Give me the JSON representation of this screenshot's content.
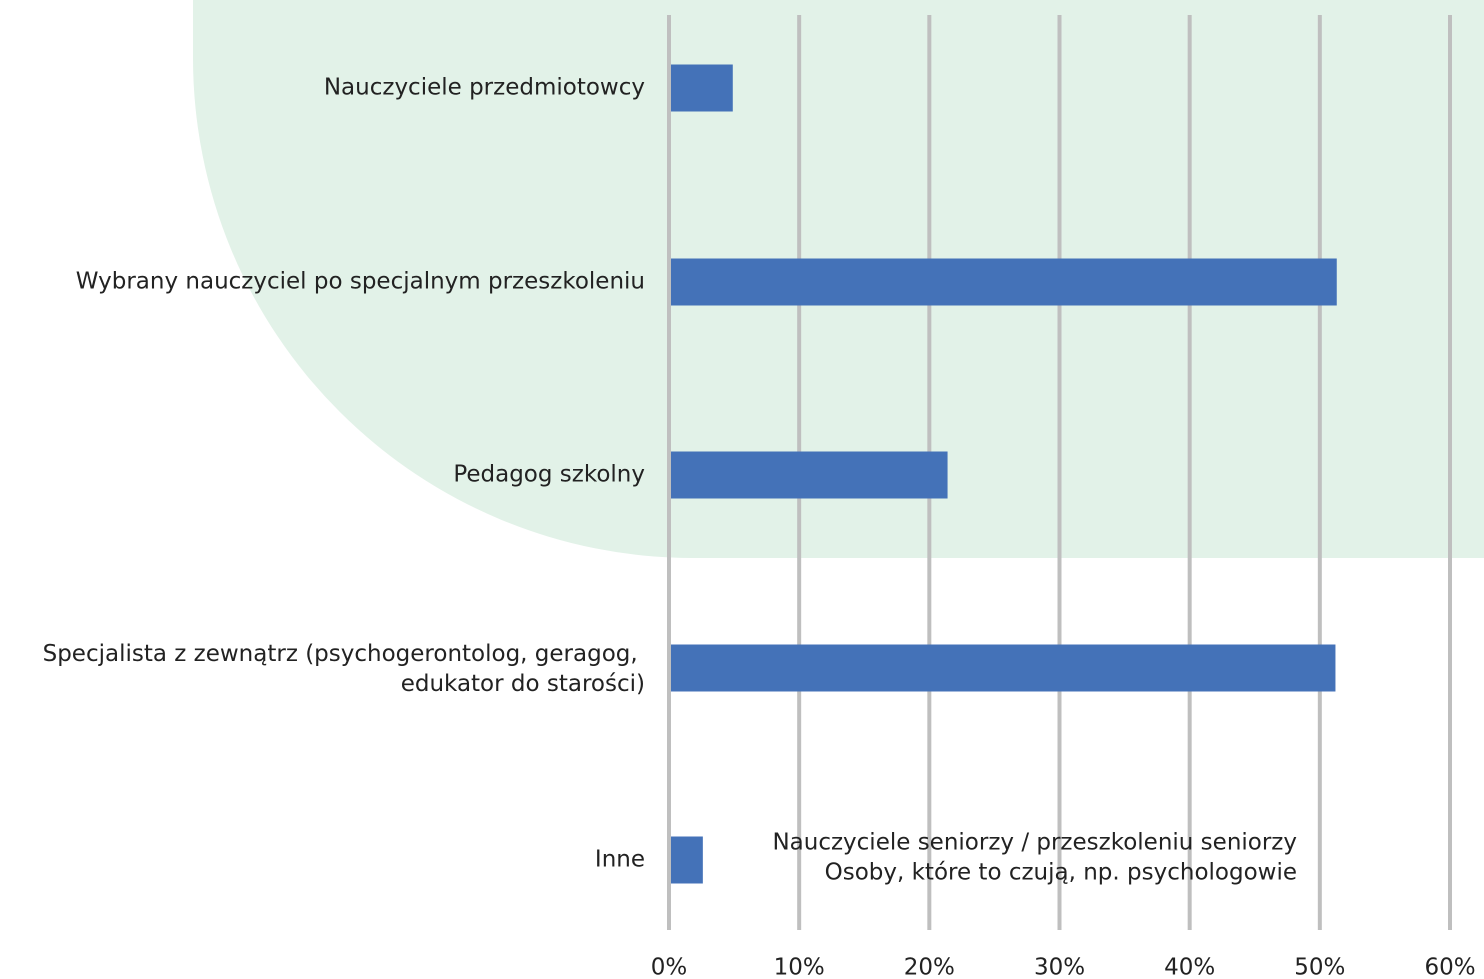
{
  "chart_data": {
    "type": "bar",
    "orientation": "horizontal",
    "categories": [
      "Nauczyciele przedmiotowcy",
      "Wybrany nauczyciel po specjalnym przeszkoleniu",
      "Pedagog szkolny",
      "Specjalista z zewnątrz (psychogerontolog, geragog, edukator do starości)",
      "Inne"
    ],
    "values": [
      4.9,
      51.3,
      21.4,
      51.2,
      2.6
    ],
    "color": "#4472b8",
    "xlim": [
      0,
      60
    ],
    "xticks": [
      {
        "value": 0,
        "label": "0%"
      },
      {
        "value": 10,
        "label": "10%"
      },
      {
        "value": 20,
        "label": "20%"
      },
      {
        "value": 30,
        "label": "30%"
      },
      {
        "value": 40,
        "label": "40%"
      },
      {
        "value": 50,
        "label": "50%"
      },
      {
        "value": 60,
        "label": "60%"
      }
    ],
    "grid": true,
    "annotation": [
      "Nauczyciele seniorzy / przeszkoleniu seniorzy",
      "Osoby, które to czują, np. psychologowie"
    ]
  }
}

== Written request ==
Repeat the material exactly as it reads, without any of its pictures.

== The completed task ==
Give me the JSON representation of this screenshot's content.
{
  "chart_data": {
    "type": "bar",
    "orientation": "horizontal",
    "categories": [
      "Nauczyciele przedmiotowcy",
      "Wybrany nauczyciel po specjalnym przeszkoleniu",
      "Pedagog szkolny",
      "Specjalista z zewnątrz (psychogerontolog, geragog, edukator do starości)",
      "Inne"
    ],
    "values": [
      4.9,
      51.3,
      21.4,
      51.2,
      2.6
    ],
    "color": "#4472b8",
    "xlim": [
      0,
      60
    ],
    "xticks": [
      {
        "value": 0,
        "label": "0%"
      },
      {
        "value": 10,
        "label": "10%"
      },
      {
        "value": 20,
        "label": "20%"
      },
      {
        "value": 30,
        "label": "30%"
      },
      {
        "value": 40,
        "label": "40%"
      },
      {
        "value": 50,
        "label": "50%"
      },
      {
        "value": 60,
        "label": "60%"
      }
    ],
    "grid": true,
    "annotation": [
      "Nauczyciele seniorzy / przeszkoleniu seniorzy",
      "Osoby, które to czują, np. psychologowie"
    ]
  }
}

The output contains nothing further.